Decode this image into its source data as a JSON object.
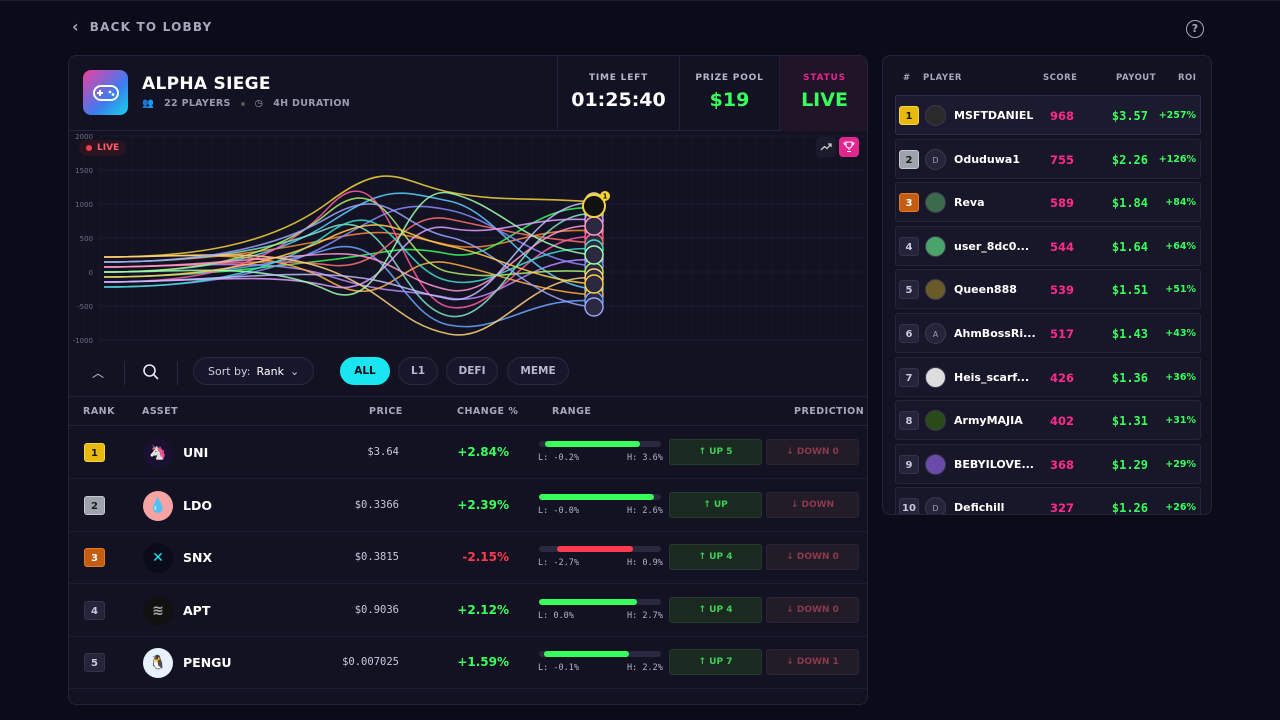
{
  "nav": {
    "back_label": "BACK TO LOBBY",
    "help_label": "?"
  },
  "game": {
    "title": "ALPHA SIEGE",
    "players": "22 PLAYERS",
    "duration": "4H DURATION",
    "time_left_label": "TIME LEFT",
    "time_left": "01:25:40",
    "prize_label": "PRIZE POOL",
    "prize": "$19",
    "status_label": "STATUS",
    "status": "LIVE"
  },
  "chart": {
    "live_badge": "LIVE",
    "y_ticks": [
      "2000",
      "1500",
      "1000",
      "500",
      "0",
      "-500",
      "-1000"
    ],
    "leader_badge": "1"
  },
  "toolbar": {
    "sort_label": "Sort by:",
    "sort_value": "Rank",
    "filters": [
      "ALL",
      "L1",
      "DEFI",
      "MEME"
    ],
    "active_filter": "ALL"
  },
  "table": {
    "headers": {
      "rank": "RANK",
      "asset": "ASSET",
      "price": "PRICE",
      "change": "CHANGE %",
      "range": "RANGE",
      "prediction": "PREDICTION"
    },
    "rows": [
      {
        "rank": "1",
        "asset": "UNI",
        "price": "$3.64",
        "change": "+2.84%",
        "low": "L: -0.2%",
        "high": "H: 3.6%",
        "up_label": "↑ UP 5",
        "down_label": "↓ DOWN 0",
        "range_fill": 0.78,
        "range_start": 0.05,
        "direction": "up"
      },
      {
        "rank": "2",
        "asset": "LDO",
        "price": "$0.3366",
        "change": "+2.39%",
        "low": "L: -0.0%",
        "high": "H: 2.6%",
        "up_label": "↑ UP",
        "down_label": "↓ DOWN",
        "range_fill": 0.94,
        "range_start": 0.0,
        "direction": "up"
      },
      {
        "rank": "3",
        "asset": "SNX",
        "price": "$0.3815",
        "change": "-2.15%",
        "low": "L: -2.7%",
        "high": "H: 0.9%",
        "up_label": "↑ UP 4",
        "down_label": "↓ DOWN 0",
        "range_fill": 0.62,
        "range_start": 0.15,
        "direction": "down"
      },
      {
        "rank": "4",
        "asset": "APT",
        "price": "$0.9036",
        "change": "+2.12%",
        "low": "L: 0.0%",
        "high": "H: 2.7%",
        "up_label": "↑ UP 4",
        "down_label": "↓ DOWN 0",
        "range_fill": 0.8,
        "range_start": 0.0,
        "direction": "up"
      },
      {
        "rank": "5",
        "asset": "PENGU",
        "price": "$0.007025",
        "change": "+1.59%",
        "low": "L: -0.1%",
        "high": "H: 2.2%",
        "up_label": "↑ UP 7",
        "down_label": "↓ DOWN 1",
        "range_fill": 0.7,
        "range_start": 0.04,
        "direction": "up"
      }
    ]
  },
  "leaderboard": {
    "headers": {
      "rank": "#",
      "player": "PLAYER",
      "score": "SCORE",
      "payout": "PAYOUT",
      "roi": "ROI"
    },
    "rows": [
      {
        "rank": "1",
        "name": "MSFTDANIEL",
        "score": "968",
        "payout": "$3.57",
        "roi": "+257%",
        "initial": ""
      },
      {
        "rank": "2",
        "name": "Oduduwa1",
        "score": "755",
        "payout": "$2.26",
        "roi": "+126%",
        "initial": "D"
      },
      {
        "rank": "3",
        "name": "Reva",
        "score": "589",
        "payout": "$1.84",
        "roi": "+84%",
        "initial": ""
      },
      {
        "rank": "4",
        "name": "user_8dc0...",
        "score": "544",
        "payout": "$1.64",
        "roi": "+64%",
        "initial": ""
      },
      {
        "rank": "5",
        "name": "Queen888",
        "score": "539",
        "payout": "$1.51",
        "roi": "+51%",
        "initial": ""
      },
      {
        "rank": "6",
        "name": "AhmBossRi...",
        "score": "517",
        "payout": "$1.43",
        "roi": "+43%",
        "initial": "A"
      },
      {
        "rank": "7",
        "name": "Heis_scarf...",
        "score": "426",
        "payout": "$1.36",
        "roi": "+36%",
        "initial": ""
      },
      {
        "rank": "8",
        "name": "ArmyMAJIA",
        "score": "402",
        "payout": "$1.31",
        "roi": "+31%",
        "initial": ""
      },
      {
        "rank": "9",
        "name": "BEBYILOVE...",
        "score": "368",
        "payout": "$1.29",
        "roi": "+29%",
        "initial": ""
      },
      {
        "rank": "10",
        "name": "Defichill",
        "score": "327",
        "payout": "$1.26",
        "roi": "+26%",
        "initial": "D"
      }
    ]
  },
  "colors": {
    "accent_cyan": "#19e6f0",
    "accent_pink": "#e3268e",
    "positive": "#39ff5c",
    "negative": "#ff3b50"
  }
}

┄┄┄┄┄┄┄┄┄┄┄┄┄┄┄┄┄┄┄┄

Only a number is needed: how many lines of the material above contain "name"?

10